• **EXERCISE**
Give every line back verbatim, dropping all images.
***** RECORDED INFORMATION *****
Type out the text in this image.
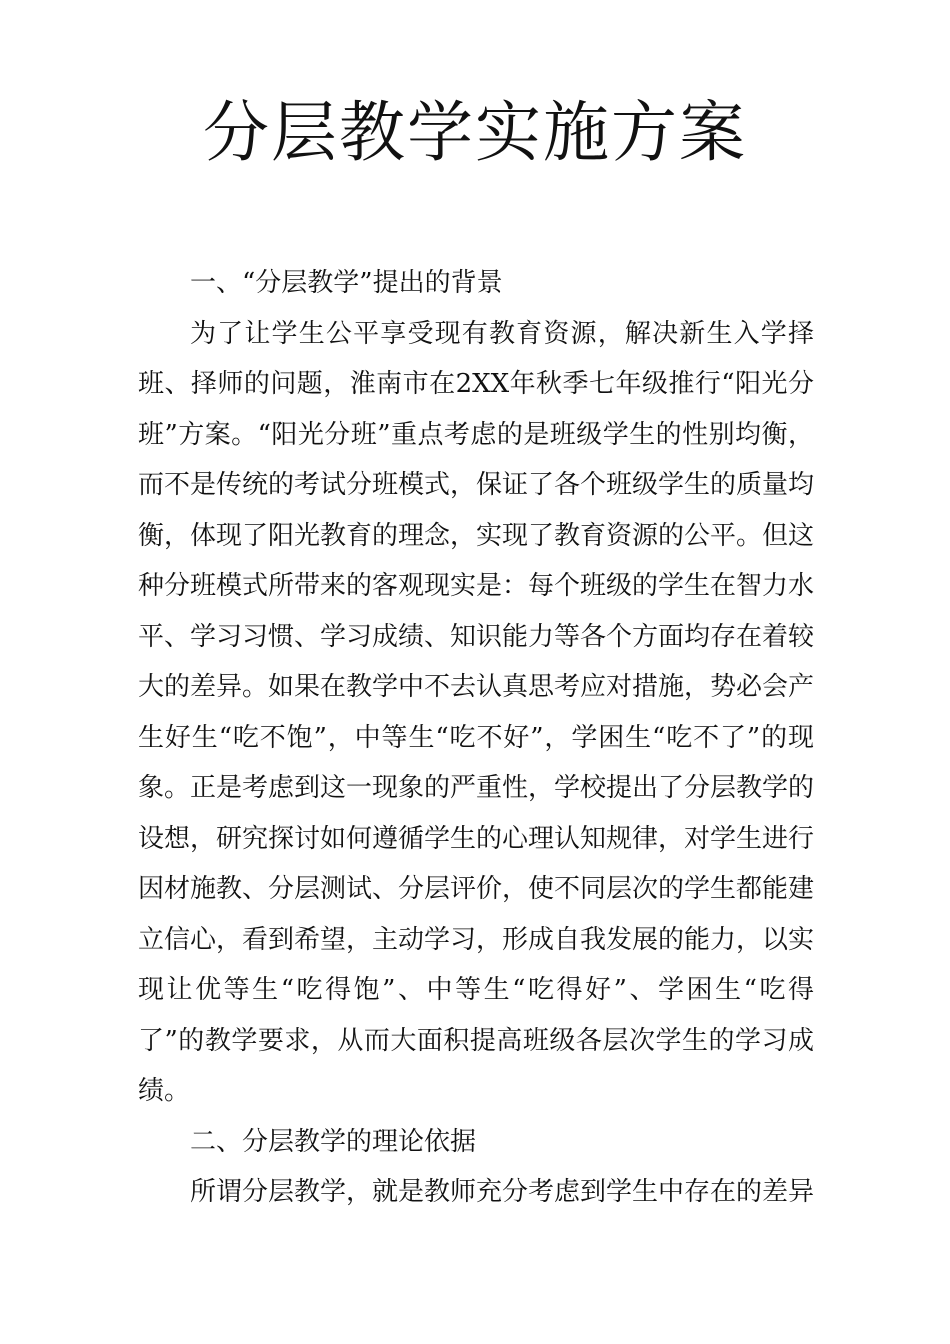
分层教学实施方案

一、“分层教学”提出的背景

为了让学生公平享受现有教育资源，解决新生入学择班、择师的问题，淮南市在2XX年秋季七年级推行“阳光分班”方案。“阳光分班”重点考虑的是班级学生的性别均衡，而不是传统的考试分班模式，保证了各个班级学生的质量均衡，体现了阳光教育的理念，实现了教育资源的公平。但这种分班模式所带来的客观现实是：每个班级的学生在智力水平、学习习惯、学习成绩、知识能力等各个方面均存在着较大的差异。如果在教学中不去认真思考应对措施，势必会产生好生“吃不饱”，中等生“吃不好”，学困生“吃不了”的现象。正是考虑到这一现象的严重性，学校提出了分层教学的设想，研究探讨如何遵循学生的心理认知规律，对学生进行因材施教、分层测试、分层评价，使不同层次的学生都能建立信心，看到希望，主动学习，形成自我发展的能力，以实现让优等生“吃得饱”、中等生“吃得好”、学困生“吃得了”的教学要求，从而大面积提高班级各层次学生的学习成绩。

二、分层教学的理论依据

所谓分层教学，就是教师充分考虑到学生中存在的差异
*****
• **RESPONSE TO THE TASK**
Type out the text in this image.
分层教学实施方案

一、“分层教学”提出的背景

为了让学生公平享受现有教育资源，解决新生入学择班、择师的问题，淮南市在2XX年秋季七年级推行“阳光分班”方案。“阳光分班”重点考虑的是班级学生的性别均衡，而不是传统的考试分班模式，保证了各个班级学生的质量均衡，体现了阳光教育的理念，实现了教育资源的公平。但这种分班模式所带来的客观现实是：每个班级的学生在智力水平、学习习惯、学习成绩、知识能力等各个方面均存在着较大的差异。如果在教学中不去认真思考应对措施，势必会产生好生“吃不饱”，中等生“吃不好”，学困生“吃不了”的现象。正是考虑到这一现象的严重性，学校提出了分层教学的设想，研究探讨如何遵循学生的心理认知规律，对学生进行因材施教、分层测试、分层评价，使不同层次的学生都能建立信心，看到希望，主动学习，形成自我发展的能力，以实现让优等生“吃得饱”、中等生“吃得好”、学困生“吃得了”的教学要求，从而大面积提高班级各层次学生的学习成绩。

二、分层教学的理论依据

所谓分层教学，就是教师充分考虑到学生中存在的差异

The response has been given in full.